### REQUEST
Copy out all of the material exactly.
━━━━━━━━━━━━━━━━
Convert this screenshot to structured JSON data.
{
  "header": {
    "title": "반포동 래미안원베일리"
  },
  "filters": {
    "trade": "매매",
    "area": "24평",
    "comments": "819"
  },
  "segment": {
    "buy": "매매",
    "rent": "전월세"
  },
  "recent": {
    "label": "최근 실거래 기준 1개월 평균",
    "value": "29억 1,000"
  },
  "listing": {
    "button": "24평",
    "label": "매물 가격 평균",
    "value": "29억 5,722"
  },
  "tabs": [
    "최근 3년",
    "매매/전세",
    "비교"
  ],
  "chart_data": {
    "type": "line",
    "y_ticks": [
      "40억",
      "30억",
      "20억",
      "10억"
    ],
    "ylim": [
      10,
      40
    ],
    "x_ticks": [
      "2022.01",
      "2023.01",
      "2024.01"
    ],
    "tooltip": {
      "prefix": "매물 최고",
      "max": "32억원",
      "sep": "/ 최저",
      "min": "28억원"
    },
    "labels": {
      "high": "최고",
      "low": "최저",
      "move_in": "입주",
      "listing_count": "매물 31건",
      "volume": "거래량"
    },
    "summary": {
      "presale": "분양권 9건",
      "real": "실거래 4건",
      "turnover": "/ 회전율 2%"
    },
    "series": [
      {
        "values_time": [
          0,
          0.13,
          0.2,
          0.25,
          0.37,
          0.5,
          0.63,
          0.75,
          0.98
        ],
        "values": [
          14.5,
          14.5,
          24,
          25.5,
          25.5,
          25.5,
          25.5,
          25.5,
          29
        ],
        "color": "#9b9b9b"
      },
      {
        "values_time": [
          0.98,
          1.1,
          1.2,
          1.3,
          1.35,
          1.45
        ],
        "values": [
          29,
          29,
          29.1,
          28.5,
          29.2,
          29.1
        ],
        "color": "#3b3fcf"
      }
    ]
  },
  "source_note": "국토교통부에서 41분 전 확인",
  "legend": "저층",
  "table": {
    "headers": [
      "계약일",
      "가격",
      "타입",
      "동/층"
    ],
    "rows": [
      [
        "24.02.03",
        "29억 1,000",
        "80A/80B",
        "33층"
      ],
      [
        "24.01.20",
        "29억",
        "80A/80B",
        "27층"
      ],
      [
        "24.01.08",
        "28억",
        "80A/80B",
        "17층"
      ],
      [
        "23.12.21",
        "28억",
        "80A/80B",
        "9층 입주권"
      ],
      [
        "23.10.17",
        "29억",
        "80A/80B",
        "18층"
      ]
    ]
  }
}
━━━━━━━━━━━━━━━━
### THE SOLUTION
Convert this screenshot to structured JSON data.
{
  "header": {
    "title": "반포동 래미안원베일리"
  },
  "filters": {
    "trade": "매매",
    "area": "24평",
    "comments": "819"
  },
  "segment": {
    "buy": "매매",
    "rent": "전월세"
  },
  "recent": {
    "label": "최근 실거래 기준 1개월 평균",
    "value": "29억 1,000"
  },
  "listing": {
    "button": "24평",
    "label": "매물 가격 평균",
    "value": "29억 5,722"
  },
  "tabs": [
    "최근 3년",
    "매매/전세",
    "비교"
  ],
  "chart_data": {
    "type": "line",
    "y_ticks": [
      "40억",
      "30억",
      "20억",
      "10억"
    ],
    "ylim": [
      10,
      40
    ],
    "x_ticks": [
      "2022.01",
      "2023.01",
      "2024.01"
    ],
    "tooltip": {
      "prefix": "매물 최고",
      "max": "32억원",
      "sep": "/ 최저",
      "min": "28억원"
    },
    "labels": {
      "high": "최고",
      "low": "최저",
      "move_in": "입주",
      "listing_count": "매물 31건",
      "volume": "거래량"
    },
    "summary": {
      "presale": "분양권 9건",
      "real": "실거래 4건",
      "turnover": "/ 회전율 2%"
    },
    "series": [
      {
        "values_time": [
          0,
          0.13,
          0.2,
          0.25,
          0.37,
          0.5,
          0.63,
          0.75,
          0.98
        ],
        "values": [
          14.5,
          14.5,
          24,
          25.5,
          25.5,
          25.5,
          25.5,
          25.5,
          29
        ],
        "color": "#9b9b9b"
      },
      {
        "values_time": [
          0.98,
          1.1,
          1.2,
          1.3,
          1.35,
          1.45
        ],
        "values": [
          29,
          29,
          29.1,
          28.5,
          29.2,
          29.1
        ],
        "color": "#3b3fcf"
      }
    ]
  },
  "source_note": "국토교통부에서 41분 전 확인",
  "legend": "저층",
  "table": {
    "headers": [
      "계약일",
      "가격",
      "타입",
      "동/층"
    ],
    "rows": [
      [
        "24.02.03",
        "29억 1,000",
        "80A/80B",
        "33층"
      ],
      [
        "24.01.20",
        "29억",
        "80A/80B",
        "27층"
      ],
      [
        "24.01.08",
        "28억",
        "80A/80B",
        "17층"
      ],
      [
        "23.12.21",
        "28억",
        "80A/80B",
        "9층 입주권"
      ],
      [
        "23.10.17",
        "29억",
        "80A/80B",
        "18층"
      ]
    ]
  }
}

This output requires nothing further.